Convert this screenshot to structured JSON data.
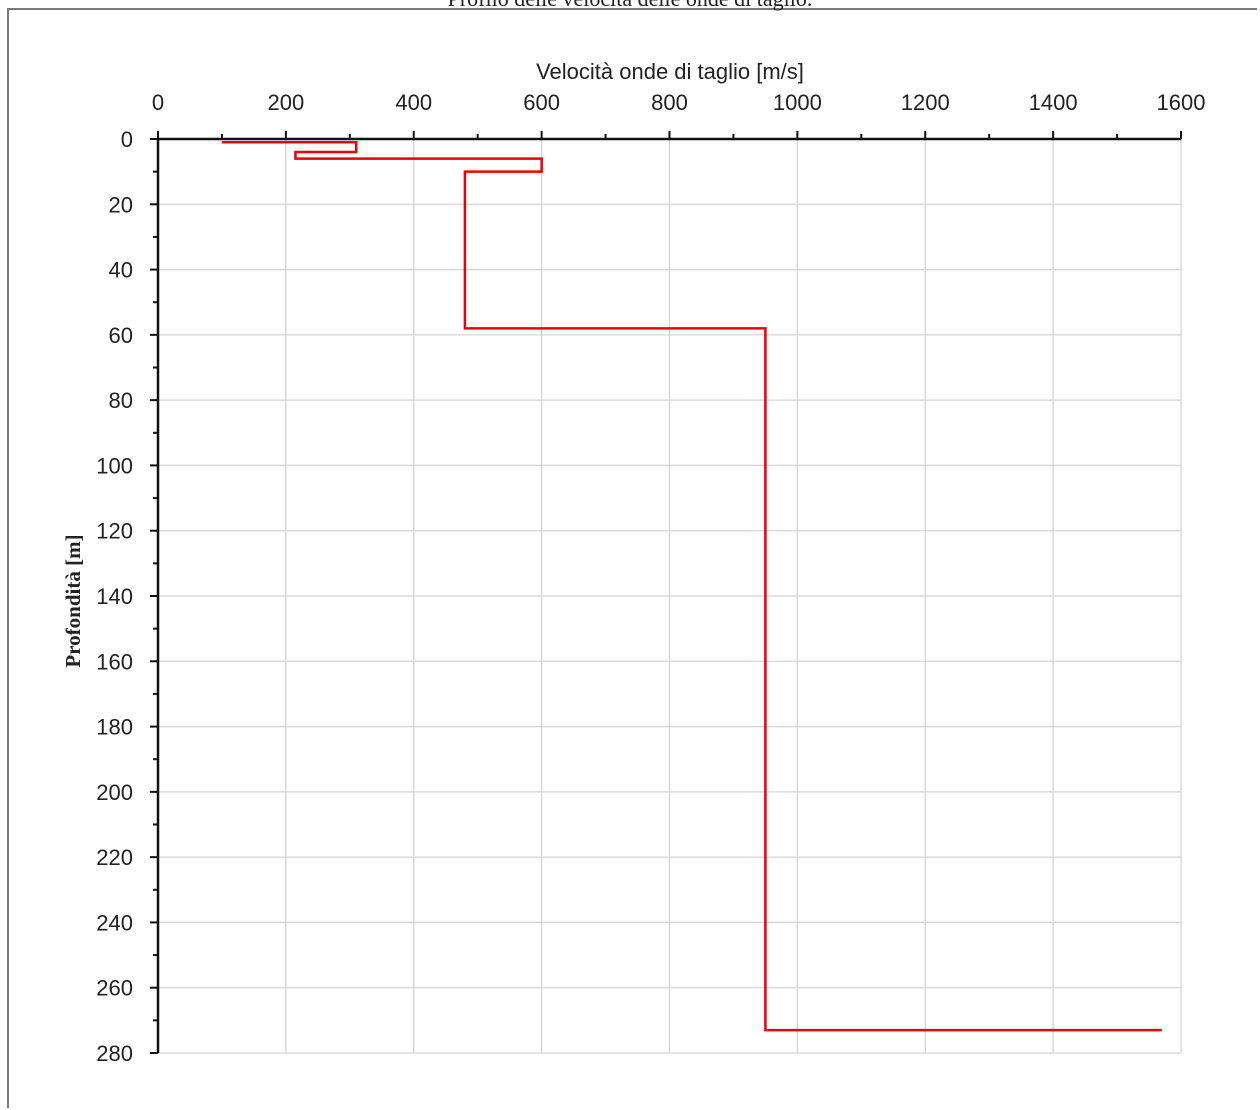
{
  "page": {
    "title": "Profilo delle velocità delle onde di taglio."
  },
  "chart_data": {
    "type": "line",
    "title": "Profilo delle velocità delle onde di taglio.",
    "xlabel": "Velocità onde di taglio [m/s]",
    "ylabel": "Profondità [m]",
    "x_axis_position": "top",
    "y_axis_inverted": true,
    "xlim": [
      0,
      1600
    ],
    "ylim": [
      0,
      280
    ],
    "xticks": [
      0,
      200,
      400,
      600,
      800,
      1000,
      1200,
      1400,
      1600
    ],
    "yticks": [
      0,
      20,
      40,
      60,
      80,
      100,
      120,
      140,
      160,
      180,
      200,
      220,
      240,
      260,
      280
    ],
    "grid": true,
    "series": [
      {
        "color": "#e8000b",
        "x": [
          100,
          310,
          310,
          215,
          215,
          600,
          600,
          480,
          480,
          950,
          950,
          1570
        ],
        "y": [
          1,
          1,
          4,
          4,
          6,
          6,
          10,
          10,
          58,
          58,
          273,
          273
        ]
      }
    ]
  }
}
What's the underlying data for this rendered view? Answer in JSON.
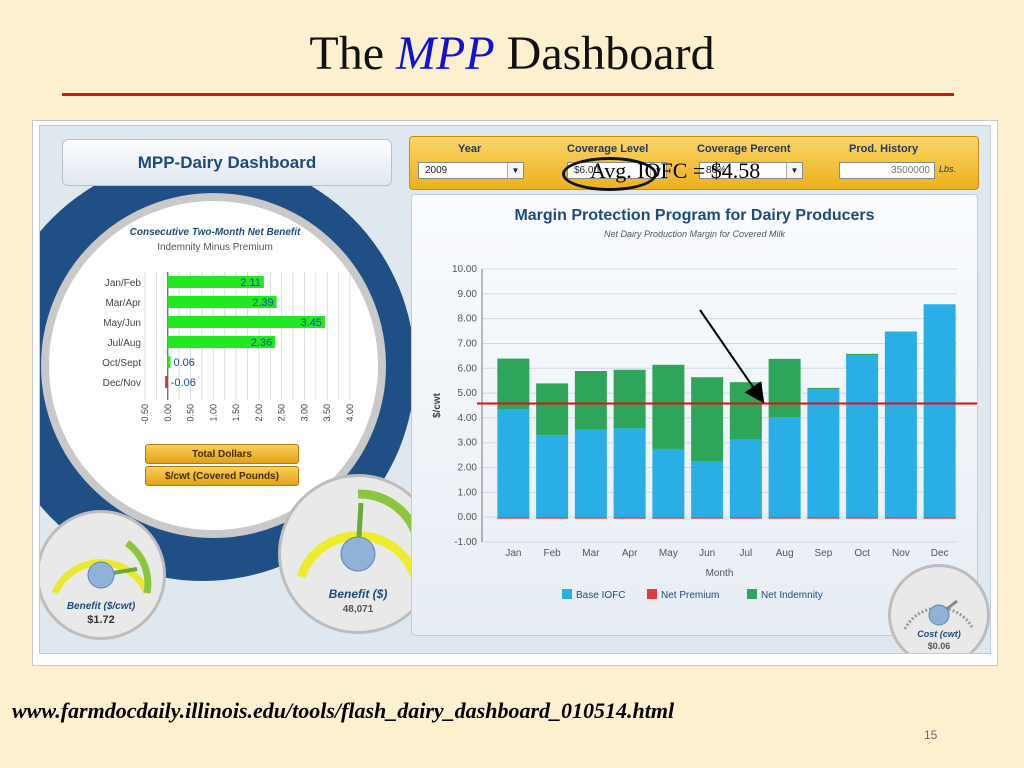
{
  "slide": {
    "title_prefix": "The",
    "title_highlight": "MPP",
    "title_suffix": "Dashboard",
    "url": "www.farmdocdaily.illinois.edu/tools/flash_dairy_dashboard_010514.html",
    "slide_number": "15",
    "annotation": "Avg. IOFC = $4.58",
    "annotation_value": 4.58
  },
  "dashboard": {
    "title": "MPP-Dairy Dashboard",
    "controls": {
      "year_label": "Year",
      "year_value": "2009",
      "coverage_level_label": "Coverage Level",
      "coverage_level_value": "$6.00",
      "coverage_percent_label": "Coverage Percent",
      "coverage_percent_value": "80%",
      "prod_history_label": "Prod. History",
      "prod_history_value": "3500000",
      "prod_history_unit": "Lbs."
    },
    "net_benefit": {
      "title": "Consecutive Two-Month Net Benefit",
      "subtitle": "Indemnity Minus Premium",
      "total_dollars_label": "Total Dollars",
      "per_cwt_label": "$/cwt (Covered Pounds)"
    },
    "gauges": {
      "benefit_cwt_label": "Benefit ($/cwt)",
      "benefit_cwt_value": "$1.72",
      "benefit_label": "Benefit ($)",
      "benefit_value": "48,071",
      "cost_label": "Cost (cwt)",
      "cost_value": "$0.06"
    },
    "chart": {
      "title": "Margin Protection Program for Dairy Producers",
      "subtitle": "Net Dairy Production Margin for Covered Milk"
    }
  },
  "colors": {
    "base_iofc": "#2aaee6",
    "net_premium": "#e03b3b",
    "net_indemnity": "#2ea55a",
    "avg_line": "#dd1111",
    "hbar_fill": "#22e822"
  },
  "chart_data": [
    {
      "type": "bar",
      "orientation": "horizontal",
      "title": "Consecutive Two-Month Net Benefit",
      "subtitle": "Indemnity Minus Premium",
      "categories": [
        "Jan/Feb",
        "Mar/Apr",
        "May/Jun",
        "Jul/Aug",
        "Oct/Sept",
        "Dec/Nov"
      ],
      "values": [
        2.11,
        2.39,
        3.45,
        2.36,
        0.06,
        -0.06
      ],
      "value_labels": [
        "2.11",
        "2.39",
        "3.45",
        "2.36",
        "0.06",
        "-0.06"
      ],
      "xlim": [
        -0.5,
        4.0
      ],
      "ticks": [
        "-0.50",
        "0.00",
        "0.50",
        "1.00",
        "1.50",
        "2.00",
        "2.50",
        "3.00",
        "3.50",
        "4.00"
      ],
      "grid": true
    },
    {
      "type": "bar",
      "stacked": true,
      "title": "Margin Protection Program for Dairy Producers",
      "subtitle": "Net Dairy Production Margin for Covered Milk",
      "xlabel": "Month",
      "ylabel": "$/cwt",
      "categories": [
        "Jan",
        "Feb",
        "Mar",
        "Apr",
        "May",
        "Jun",
        "Jul",
        "Aug",
        "Sep",
        "Oct",
        "Nov",
        "Dec"
      ],
      "ylim": [
        -1.0,
        10.0
      ],
      "yticks": [
        "-1.00",
        "0.00",
        "1.00",
        "2.00",
        "3.00",
        "4.00",
        "5.00",
        "6.00",
        "7.00",
        "8.00",
        "9.00",
        "10.00"
      ],
      "legend": "bottom",
      "series": [
        {
          "name": "Base IOFC",
          "values": [
            4.33,
            3.3,
            3.52,
            3.58,
            2.75,
            2.25,
            3.12,
            4.02,
            5.15,
            6.52,
            7.48,
            8.58
          ]
        },
        {
          "name": "Net Premium",
          "values": [
            -0.06,
            -0.06,
            -0.06,
            -0.06,
            -0.06,
            -0.06,
            -0.06,
            -0.06,
            -0.06,
            -0.06,
            -0.06,
            -0.06
          ]
        },
        {
          "name": "Net Indemnity",
          "values": [
            2.06,
            2.09,
            2.37,
            2.36,
            3.39,
            3.39,
            2.32,
            2.36,
            0.06,
            0.06,
            0,
            0
          ]
        }
      ]
    }
  ]
}
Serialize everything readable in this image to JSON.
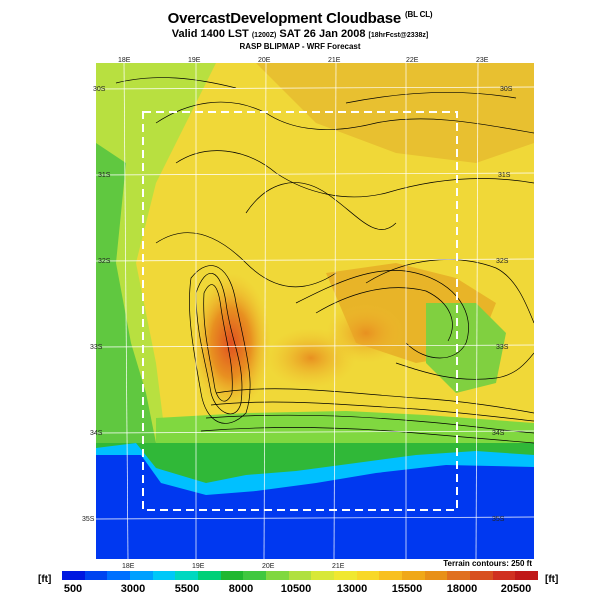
{
  "title": {
    "main": "OvercastDevelopment Cloudbase",
    "main_sub": "(BL CL)",
    "valid": "Valid 1400 LST",
    "valid_code": "(1200Z)",
    "date": "SAT 26 Jan 2008",
    "fcst": "[18hrFcst@2338z]",
    "model": "RASP BLIPMAP - WRF Forecast"
  },
  "map": {
    "lon_labels_top": [
      "18E",
      "19E",
      "20E",
      "21E",
      "22E",
      "23E"
    ],
    "lon_labels_bottom": [
      "18E",
      "19E",
      "20E",
      "21E"
    ],
    "lat_labels_left": [
      "30S",
      "31S",
      "32S",
      "33S",
      "34S",
      "35S"
    ],
    "lat_labels_right": [
      "30S",
      "31S",
      "32S",
      "33S",
      "34S",
      "35S"
    ],
    "terrain_note": "Terrain contours: 250 ft"
  },
  "colorbar": {
    "unit_left": "[ft]",
    "unit_right": "[ft]",
    "ticks": [
      "500",
      "3000",
      "5500",
      "8000",
      "10500",
      "13000",
      "15500",
      "18000",
      "20500"
    ],
    "colors": [
      "#0018e0",
      "#0044f0",
      "#0070ff",
      "#00a0ff",
      "#00c8f8",
      "#00d8c0",
      "#00d078",
      "#20b830",
      "#40c840",
      "#80d840",
      "#b0e040",
      "#d8e838",
      "#f0e830",
      "#f8d828",
      "#f8c020",
      "#f0a818",
      "#e89018",
      "#e07020",
      "#d85020",
      "#d03020",
      "#c01818"
    ]
  },
  "legend_colors": {
    "sea": "#0038f0",
    "coast": "#10b040",
    "lowland": "#70d040",
    "plateau": "#f0d030",
    "peak": "#e05020"
  }
}
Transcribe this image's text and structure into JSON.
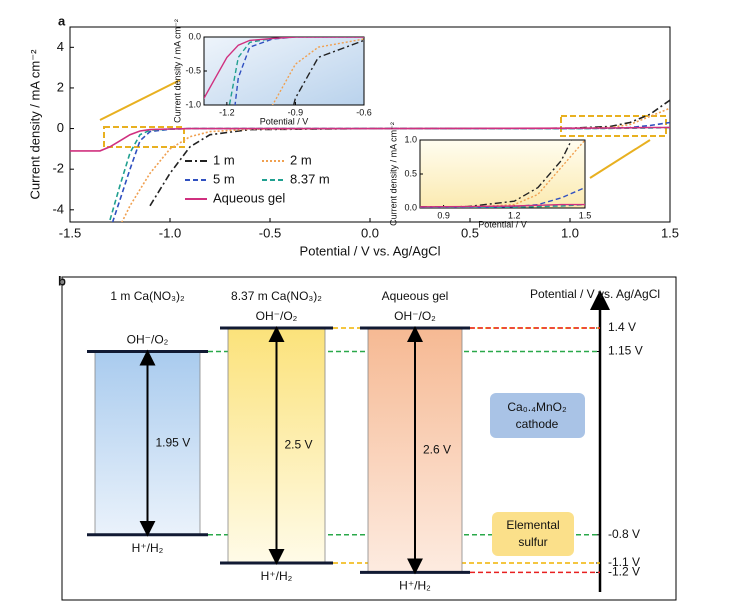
{
  "chart_data": {
    "type": "line",
    "panel": "a",
    "xlabel": "Potential / V vs. Ag/AgCl",
    "ylabel": "Current density / mA cm⁻²",
    "xlim": [
      -1.5,
      1.5
    ],
    "ylim": [
      -4.6,
      5
    ],
    "xticks": [
      -1.5,
      {
        "value": -1,
        "label": "-1.0"
      },
      -0.5,
      {
        "value": 0,
        "label": "0.0"
      },
      0.5,
      {
        "value": 1,
        "label": "1.0"
      },
      1.5
    ],
    "yticks": [
      -4,
      -2,
      0,
      2,
      4
    ],
    "x": [
      -1.5,
      -1.35,
      -1.3,
      -1.25,
      -1.2,
      -1.15,
      -1.1,
      -1.0,
      -0.9,
      -0.8,
      -0.6,
      0,
      1.0,
      1.2,
      1.3,
      1.4,
      1.5
    ],
    "series": [
      {
        "name": "1 m",
        "color": "#222222",
        "dash": "dash-dot",
        "values": [
          null,
          null,
          null,
          null,
          null,
          null,
          -3.8,
          -2.2,
          -0.9,
          -0.3,
          -0.05,
          0,
          0.02,
          0.1,
          0.3,
          0.7,
          1.4
        ]
      },
      {
        "name": "2 m",
        "color": "#f0a050",
        "dash": "dotted",
        "values": [
          null,
          null,
          null,
          -4.8,
          -3.8,
          -3.0,
          -2.2,
          -1.0,
          -0.4,
          -0.15,
          -0.03,
          0,
          0.01,
          0.05,
          0.2,
          0.6,
          1.0
        ]
      },
      {
        "name": "5 m",
        "color": "#3050c0",
        "dash": "dashed",
        "values": [
          null,
          null,
          -5,
          -3.5,
          -2.0,
          -0.6,
          -0.15,
          -0.03,
          0,
          0,
          0,
          0,
          0,
          0.02,
          0.05,
          0.15,
          0.3
        ]
      },
      {
        "name": "8.37 m",
        "color": "#20a090",
        "dash": "dashed",
        "values": [
          null,
          null,
          -4.5,
          -2.8,
          -1.2,
          -0.3,
          -0.08,
          -0.02,
          0,
          0,
          0,
          0,
          0,
          0.01,
          0.02,
          0.03,
          0.05
        ]
      },
      {
        "name": "Aqueous gel",
        "color": "#d0307f",
        "dash": "solid",
        "values": [
          -1.1,
          -1.1,
          -0.9,
          -0.6,
          -0.3,
          -0.12,
          -0.05,
          -0.02,
          0,
          0,
          0,
          0,
          0.02,
          0.03,
          0.04,
          0.05,
          0.05
        ]
      }
    ],
    "insets": [
      {
        "xlabel": "Potential / V",
        "ylabel": "Current density / mA cm⁻²",
        "xlim": [
          -1.3,
          -0.6
        ],
        "ylim": [
          -1,
          0
        ],
        "xticks": [
          -1.2,
          -0.9,
          -0.6
        ],
        "yticks": [
          {
            "value": 0,
            "label": "0.0"
          },
          -0.5,
          {
            "value": -1,
            "label": "-1.0"
          }
        ]
      },
      {
        "xlabel": "Potential / V",
        "ylabel": "Current density / mA cm⁻²",
        "xlim": [
          0.8,
          1.5
        ],
        "ylim": [
          0,
          1
        ],
        "xticks": [
          0.9,
          1.2,
          1.5
        ],
        "yticks": [
          {
            "value": 0,
            "label": "0.0"
          },
          0.5,
          {
            "value": 1,
            "label": "1.0"
          }
        ]
      }
    ]
  },
  "diagram": {
    "panel": "b",
    "axis_title": "Potential / V vs. Ag/AgCl",
    "levels": [
      {
        "value": 1.4,
        "label": "1.4 V"
      },
      {
        "value": 1.15,
        "label": "1.15 V"
      },
      {
        "value": -0.8,
        "label": "-0.8 V"
      },
      {
        "value": -1.1,
        "label": "-1.1 V"
      },
      {
        "value": -1.2,
        "label": "-1.2 V"
      }
    ],
    "columns": [
      {
        "title": "1 m Ca(NO₃)₂",
        "top_label": "OH⁻/O₂",
        "bottom_label": "H⁺/H₂",
        "window": "1.95 V",
        "upper": 1.15,
        "lower": -0.8,
        "color": "#2aa84a"
      },
      {
        "title": "8.37 m Ca(NO₃)₂",
        "top_label": "OH⁻/O₂",
        "bottom_label": "H⁺/H₂",
        "window": "2.5 V",
        "upper": 1.4,
        "lower": -1.1,
        "color": "#f0b400"
      },
      {
        "title": "Aqueous gel",
        "top_label": "OH⁻/O₂",
        "bottom_label": "H⁺/H₂",
        "window": "2.6 V",
        "upper": 1.4,
        "lower": -1.2,
        "color": "#e82020"
      }
    ],
    "cathode": [
      "Ca₀.₄MnO₂",
      "cathode"
    ],
    "anode": [
      "Elemental",
      "sulfur"
    ]
  }
}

^^^^

## EXERCISE INSTRUCTIONS
Scan the records above, count the lines with "delle" in them, and give only the number.

## RESULT
2